_Information shown:_
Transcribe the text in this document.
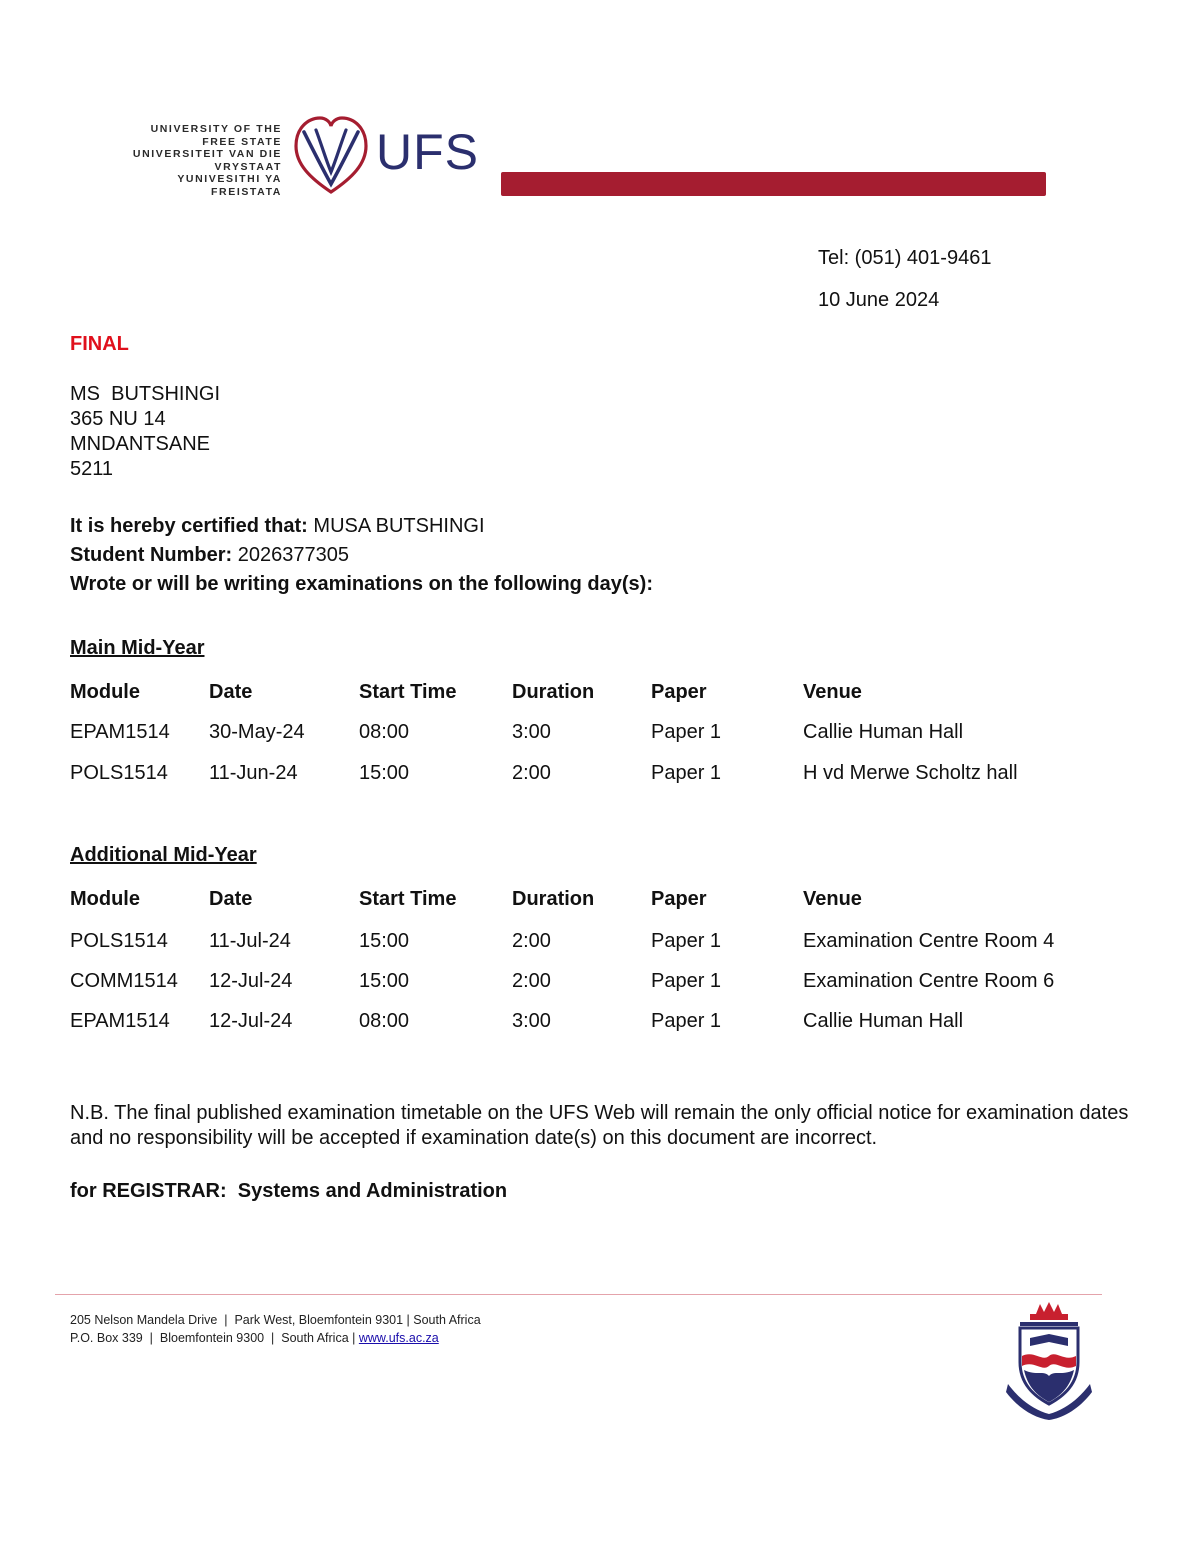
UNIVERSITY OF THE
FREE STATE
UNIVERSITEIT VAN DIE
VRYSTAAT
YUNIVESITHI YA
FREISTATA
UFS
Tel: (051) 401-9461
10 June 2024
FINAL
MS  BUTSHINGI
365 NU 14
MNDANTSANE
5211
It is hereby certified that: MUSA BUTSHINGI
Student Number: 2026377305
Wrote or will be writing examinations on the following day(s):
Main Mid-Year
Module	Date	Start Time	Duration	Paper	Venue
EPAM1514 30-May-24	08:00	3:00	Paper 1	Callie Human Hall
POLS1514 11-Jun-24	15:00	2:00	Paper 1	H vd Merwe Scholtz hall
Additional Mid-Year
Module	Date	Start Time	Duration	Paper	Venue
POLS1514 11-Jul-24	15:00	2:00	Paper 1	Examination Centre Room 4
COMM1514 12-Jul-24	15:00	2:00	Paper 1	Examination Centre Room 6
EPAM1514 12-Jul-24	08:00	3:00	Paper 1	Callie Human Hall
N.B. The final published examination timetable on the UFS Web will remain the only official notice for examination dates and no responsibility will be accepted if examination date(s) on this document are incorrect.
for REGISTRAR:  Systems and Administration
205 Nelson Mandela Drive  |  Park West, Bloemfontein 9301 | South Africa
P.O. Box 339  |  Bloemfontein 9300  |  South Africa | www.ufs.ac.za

_Given request:_ Where a line of the material above holds the string "Callie", copy that line.

_Correct output:_
EPAM1514 30-May-24	08:00	3:00	Paper 1	Callie Human Hall
EPAM1514 12-Jul-24	08:00	3:00	Paper 1	Callie Human Hall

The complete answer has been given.